▸ EXERCISE OBJECTIVE:
Every entry below should be transcribed exactly; pictures stay out of the copy.

▸ EXCERPTED RECORDS:
***

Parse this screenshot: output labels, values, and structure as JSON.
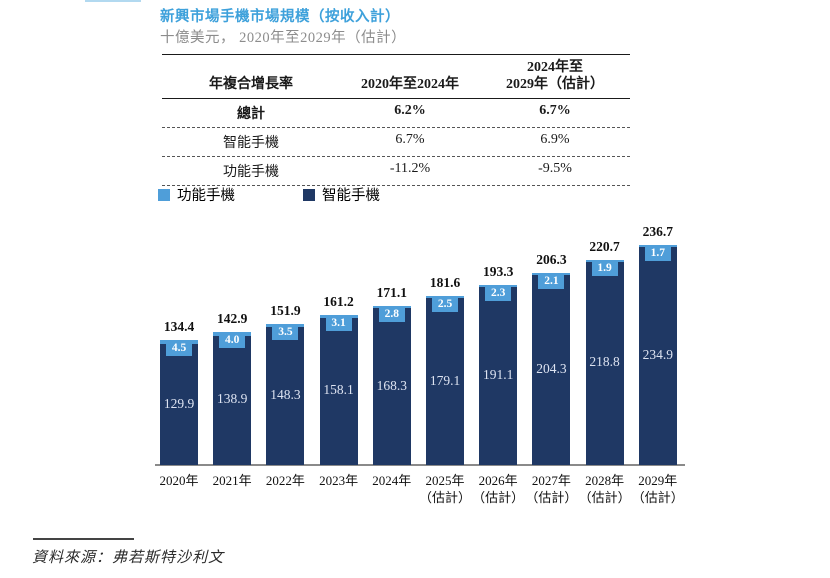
{
  "title": "新興市場手機市場規模（按收入計）",
  "subtitle": "十億美元， 2020年至2029年（估計）",
  "colors": {
    "title_blue": "#3ea1db",
    "subtitle_gray": "#8c8c8c",
    "navy": "#1f3864",
    "light_blue": "#4f9ed9"
  },
  "table": {
    "col1_header": "年複合增長率",
    "col2_header": "2020年至2024年",
    "col3_header_line1": "2024年至",
    "col3_header_line2": "2029年（估計）",
    "rows": [
      {
        "label": "總計",
        "cagr_2020_2024": "6.2%",
        "cagr_2024_2029": "6.7%",
        "bold": true
      },
      {
        "label": "智能手機",
        "cagr_2020_2024": "6.7%",
        "cagr_2024_2029": "6.9%",
        "bold": false
      },
      {
        "label": "功能手機",
        "cagr_2020_2024": "-11.2%",
        "cagr_2024_2029": "-9.5%",
        "bold": false
      }
    ]
  },
  "legend": [
    {
      "label": "功能手機",
      "color": "#4f9ed9"
    },
    {
      "label": "智能手機",
      "color": "#1f3864"
    }
  ],
  "chart_data": {
    "type": "bar",
    "stacked": true,
    "title": "新興市場手機市場規模（按收入計）",
    "unit_label": "十億美元",
    "categories": [
      "2020年",
      "2021年",
      "2022年",
      "2023年",
      "2024年",
      "2025年",
      "2026年",
      "2027年",
      "2028年",
      "2029年"
    ],
    "category_notes": [
      "",
      "",
      "",
      "",
      "",
      "（估計）",
      "（估計）",
      "（估計）",
      "（估計）",
      "（估計）"
    ],
    "series": [
      {
        "name": "智能手機",
        "color": "#1f3864",
        "values": [
          129.9,
          138.9,
          148.3,
          158.1,
          168.3,
          179.1,
          191.1,
          204.3,
          218.8,
          234.9
        ]
      },
      {
        "name": "功能手機",
        "color": "#4f9ed9",
        "values": [
          4.5,
          4.0,
          3.5,
          3.1,
          2.8,
          2.5,
          2.3,
          2.1,
          1.9,
          1.7
        ]
      }
    ],
    "totals": [
      134.4,
      142.9,
      151.9,
      161.2,
      171.1,
      181.6,
      193.3,
      206.3,
      220.7,
      236.7
    ],
    "ylim": [
      0,
      250
    ],
    "grid": false,
    "legend_position": "top-left"
  },
  "source": "資料來源：弗若斯特沙利文"
}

***

▸ REPLY TO THE EXERCISE:
Parse this screenshot: output labels, values, and structure as JSON.
{
  "title": "新興市場手機市場規模（按收入計）",
  "subtitle": "十億美元， 2020年至2029年（估計）",
  "colors": {
    "title_blue": "#3ea1db",
    "subtitle_gray": "#8c8c8c",
    "navy": "#1f3864",
    "light_blue": "#4f9ed9"
  },
  "table": {
    "col1_header": "年複合增長率",
    "col2_header": "2020年至2024年",
    "col3_header_line1": "2024年至",
    "col3_header_line2": "2029年（估計）",
    "rows": [
      {
        "label": "總計",
        "cagr_2020_2024": "6.2%",
        "cagr_2024_2029": "6.7%",
        "bold": true
      },
      {
        "label": "智能手機",
        "cagr_2020_2024": "6.7%",
        "cagr_2024_2029": "6.9%",
        "bold": false
      },
      {
        "label": "功能手機",
        "cagr_2020_2024": "-11.2%",
        "cagr_2024_2029": "-9.5%",
        "bold": false
      }
    ]
  },
  "legend": [
    {
      "label": "功能手機",
      "color": "#4f9ed9"
    },
    {
      "label": "智能手機",
      "color": "#1f3864"
    }
  ],
  "chart_data": {
    "type": "bar",
    "stacked": true,
    "title": "新興市場手機市場規模（按收入計）",
    "unit_label": "十億美元",
    "categories": [
      "2020年",
      "2021年",
      "2022年",
      "2023年",
      "2024年",
      "2025年",
      "2026年",
      "2027年",
      "2028年",
      "2029年"
    ],
    "category_notes": [
      "",
      "",
      "",
      "",
      "",
      "（估計）",
      "（估計）",
      "（估計）",
      "（估計）",
      "（估計）"
    ],
    "series": [
      {
        "name": "智能手機",
        "color": "#1f3864",
        "values": [
          129.9,
          138.9,
          148.3,
          158.1,
          168.3,
          179.1,
          191.1,
          204.3,
          218.8,
          234.9
        ]
      },
      {
        "name": "功能手機",
        "color": "#4f9ed9",
        "values": [
          4.5,
          4.0,
          3.5,
          3.1,
          2.8,
          2.5,
          2.3,
          2.1,
          1.9,
          1.7
        ]
      }
    ],
    "totals": [
      134.4,
      142.9,
      151.9,
      161.2,
      171.1,
      181.6,
      193.3,
      206.3,
      220.7,
      236.7
    ],
    "ylim": [
      0,
      250
    ],
    "grid": false,
    "legend_position": "top-left"
  },
  "source": "資料來源：弗若斯特沙利文"
}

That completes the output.